§ **Objective**: Find how many lines of the listing below include the word "mayonnaise", then report the number by itself.
* start Material provided *
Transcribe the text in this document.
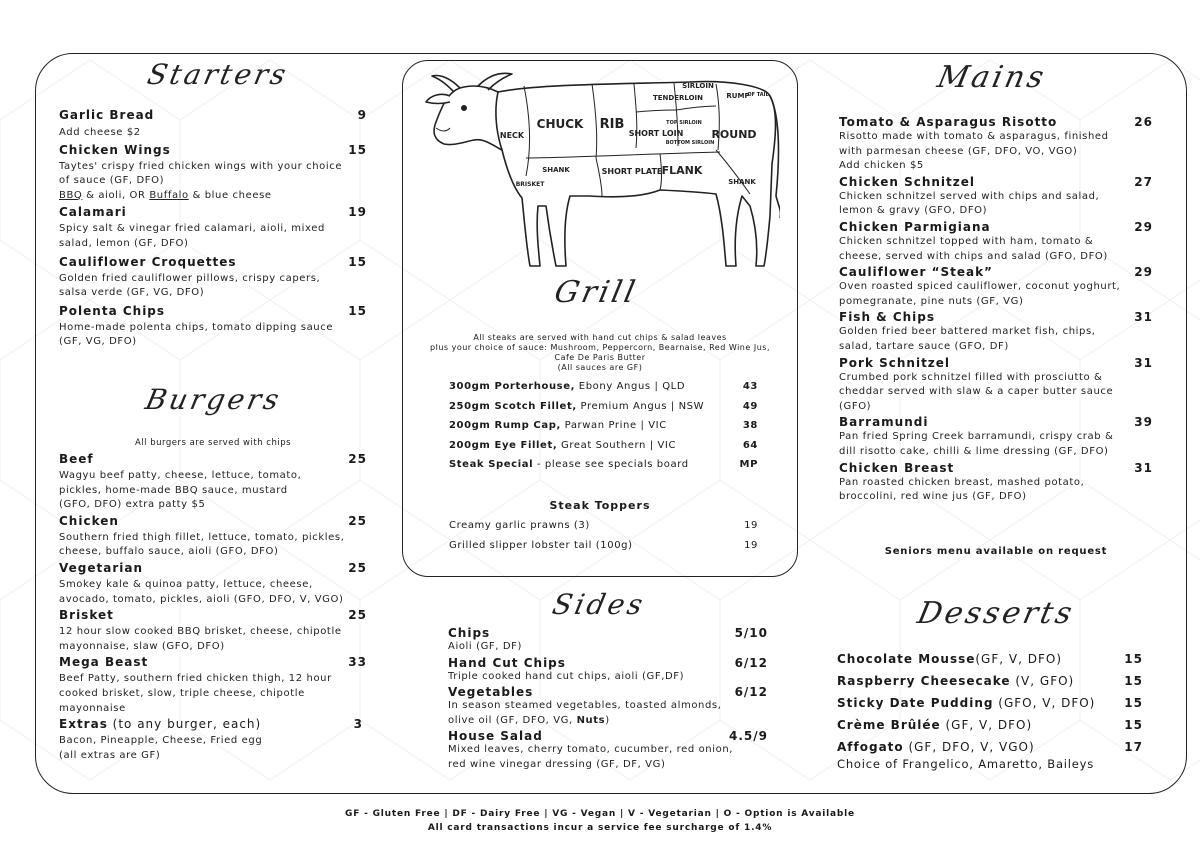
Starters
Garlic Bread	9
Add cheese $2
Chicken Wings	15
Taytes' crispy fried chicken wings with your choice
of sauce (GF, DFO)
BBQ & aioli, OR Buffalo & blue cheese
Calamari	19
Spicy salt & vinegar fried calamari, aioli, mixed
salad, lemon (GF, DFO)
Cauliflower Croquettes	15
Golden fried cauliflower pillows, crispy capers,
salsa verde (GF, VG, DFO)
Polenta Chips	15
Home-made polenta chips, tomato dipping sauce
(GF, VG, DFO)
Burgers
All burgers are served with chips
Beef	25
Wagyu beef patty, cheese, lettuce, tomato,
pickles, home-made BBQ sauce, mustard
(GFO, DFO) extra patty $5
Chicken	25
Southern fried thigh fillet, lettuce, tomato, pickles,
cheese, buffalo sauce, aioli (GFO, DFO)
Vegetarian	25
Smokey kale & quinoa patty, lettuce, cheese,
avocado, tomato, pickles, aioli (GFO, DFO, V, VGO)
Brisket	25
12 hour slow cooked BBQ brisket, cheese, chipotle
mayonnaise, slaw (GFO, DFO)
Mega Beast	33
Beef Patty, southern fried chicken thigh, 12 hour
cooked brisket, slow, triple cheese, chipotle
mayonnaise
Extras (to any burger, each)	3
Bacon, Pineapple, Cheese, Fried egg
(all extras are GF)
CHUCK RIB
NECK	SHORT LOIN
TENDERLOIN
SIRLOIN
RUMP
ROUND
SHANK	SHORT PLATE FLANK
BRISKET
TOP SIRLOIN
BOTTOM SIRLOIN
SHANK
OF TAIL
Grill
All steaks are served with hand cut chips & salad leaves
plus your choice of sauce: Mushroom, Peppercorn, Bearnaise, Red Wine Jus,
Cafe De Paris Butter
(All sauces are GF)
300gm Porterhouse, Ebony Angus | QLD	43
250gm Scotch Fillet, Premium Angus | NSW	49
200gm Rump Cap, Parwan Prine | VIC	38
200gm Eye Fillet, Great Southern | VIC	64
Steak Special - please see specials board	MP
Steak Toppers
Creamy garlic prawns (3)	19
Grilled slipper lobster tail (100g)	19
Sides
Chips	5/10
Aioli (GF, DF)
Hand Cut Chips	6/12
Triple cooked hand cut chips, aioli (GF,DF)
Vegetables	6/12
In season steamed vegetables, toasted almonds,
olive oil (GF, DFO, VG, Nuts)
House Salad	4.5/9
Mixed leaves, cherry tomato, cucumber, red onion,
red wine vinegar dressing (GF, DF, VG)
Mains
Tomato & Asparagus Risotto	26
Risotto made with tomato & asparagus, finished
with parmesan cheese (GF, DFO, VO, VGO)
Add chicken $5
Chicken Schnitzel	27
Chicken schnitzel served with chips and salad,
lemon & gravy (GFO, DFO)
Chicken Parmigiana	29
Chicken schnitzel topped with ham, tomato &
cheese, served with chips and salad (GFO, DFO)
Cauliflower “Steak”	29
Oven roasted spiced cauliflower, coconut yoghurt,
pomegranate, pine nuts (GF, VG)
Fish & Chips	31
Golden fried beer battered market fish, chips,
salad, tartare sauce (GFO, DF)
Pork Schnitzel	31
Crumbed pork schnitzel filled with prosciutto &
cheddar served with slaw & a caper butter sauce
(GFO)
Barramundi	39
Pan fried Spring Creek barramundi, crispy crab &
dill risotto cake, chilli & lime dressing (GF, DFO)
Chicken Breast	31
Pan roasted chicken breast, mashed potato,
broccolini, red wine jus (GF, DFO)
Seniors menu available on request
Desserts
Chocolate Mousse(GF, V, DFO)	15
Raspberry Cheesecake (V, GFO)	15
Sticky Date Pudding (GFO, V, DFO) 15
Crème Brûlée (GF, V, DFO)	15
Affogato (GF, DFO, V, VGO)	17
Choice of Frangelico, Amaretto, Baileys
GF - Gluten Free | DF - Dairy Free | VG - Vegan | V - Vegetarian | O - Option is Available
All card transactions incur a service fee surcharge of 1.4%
* end Material provided *
§ **Answer in full**: 2